* **Task to carry out**
Quote the entries word for word. Omit the pictures.

* **Data rows**
+++++
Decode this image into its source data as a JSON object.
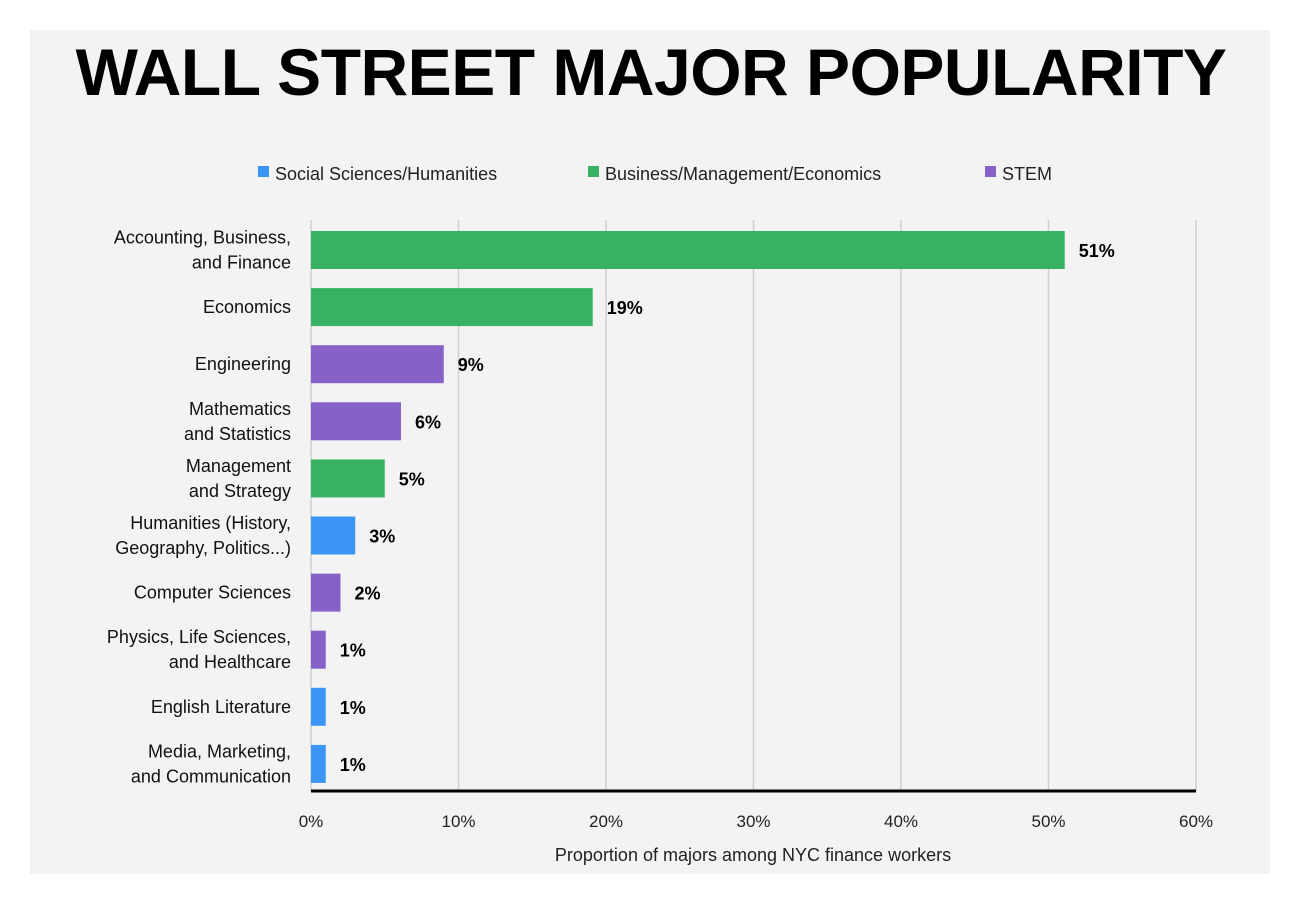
{
  "chart_data": {
    "type": "bar",
    "orientation": "horizontal",
    "title": "WALL STREET MAJOR POPULARITY",
    "xlabel": "Proportion of majors among NYC finance workers",
    "ylabel": "",
    "xlim": [
      0,
      60
    ],
    "x_ticks": [
      "0%",
      "10%",
      "20%",
      "30%",
      "40%",
      "50%",
      "60%"
    ],
    "grid": true,
    "legend_position": "top-center",
    "legend": [
      {
        "name": "Social Sciences/Humanities",
        "color": "#3a95f5"
      },
      {
        "name": "Business/Management/Economics",
        "color": "#38b261"
      },
      {
        "name": "STEM",
        "color": "#8561c8"
      }
    ],
    "categories": [
      [
        "Accounting, Business,",
        "and Finance"
      ],
      [
        "Economics"
      ],
      [
        "Engineering"
      ],
      [
        "Mathematics",
        "and Statistics"
      ],
      [
        "Management",
        "and Strategy"
      ],
      [
        "Humanities (History,",
        "Geography, Politics...)"
      ],
      [
        "Computer Sciences"
      ],
      [
        "Physics, Life Sciences,",
        "and Healthcare"
      ],
      [
        "English Literature"
      ],
      [
        "Media, Marketing,",
        "and Communication"
      ]
    ],
    "values": [
      51.1,
      19.1,
      9.0,
      6.1,
      5.0,
      3.0,
      2.0,
      1.0,
      1.0,
      1.0
    ],
    "value_labels": [
      "51%",
      "19%",
      "9%",
      "6%",
      "5%",
      "3%",
      "2%",
      "1%",
      "1%",
      "1%"
    ],
    "series_index": [
      1,
      1,
      2,
      2,
      1,
      0,
      2,
      2,
      0,
      0
    ]
  }
}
+++++
* **Response to this exercise**
Decode this image into its source data as a JSON object.
{
  "chart_data": {
    "type": "bar",
    "orientation": "horizontal",
    "title": "WALL STREET MAJOR POPULARITY",
    "xlabel": "Proportion of majors among NYC finance workers",
    "ylabel": "",
    "xlim": [
      0,
      60
    ],
    "x_ticks": [
      "0%",
      "10%",
      "20%",
      "30%",
      "40%",
      "50%",
      "60%"
    ],
    "grid": true,
    "legend_position": "top-center",
    "legend": [
      {
        "name": "Social Sciences/Humanities",
        "color": "#3a95f5"
      },
      {
        "name": "Business/Management/Economics",
        "color": "#38b261"
      },
      {
        "name": "STEM",
        "color": "#8561c8"
      }
    ],
    "categories": [
      [
        "Accounting, Business,",
        "and Finance"
      ],
      [
        "Economics"
      ],
      [
        "Engineering"
      ],
      [
        "Mathematics",
        "and Statistics"
      ],
      [
        "Management",
        "and Strategy"
      ],
      [
        "Humanities (History,",
        "Geography, Politics...)"
      ],
      [
        "Computer Sciences"
      ],
      [
        "Physics, Life Sciences,",
        "and Healthcare"
      ],
      [
        "English Literature"
      ],
      [
        "Media, Marketing,",
        "and Communication"
      ]
    ],
    "values": [
      51.1,
      19.1,
      9.0,
      6.1,
      5.0,
      3.0,
      2.0,
      1.0,
      1.0,
      1.0
    ],
    "value_labels": [
      "51%",
      "19%",
      "9%",
      "6%",
      "5%",
      "3%",
      "2%",
      "1%",
      "1%",
      "1%"
    ],
    "series_index": [
      1,
      1,
      2,
      2,
      1,
      0,
      2,
      2,
      0,
      0
    ]
  }
}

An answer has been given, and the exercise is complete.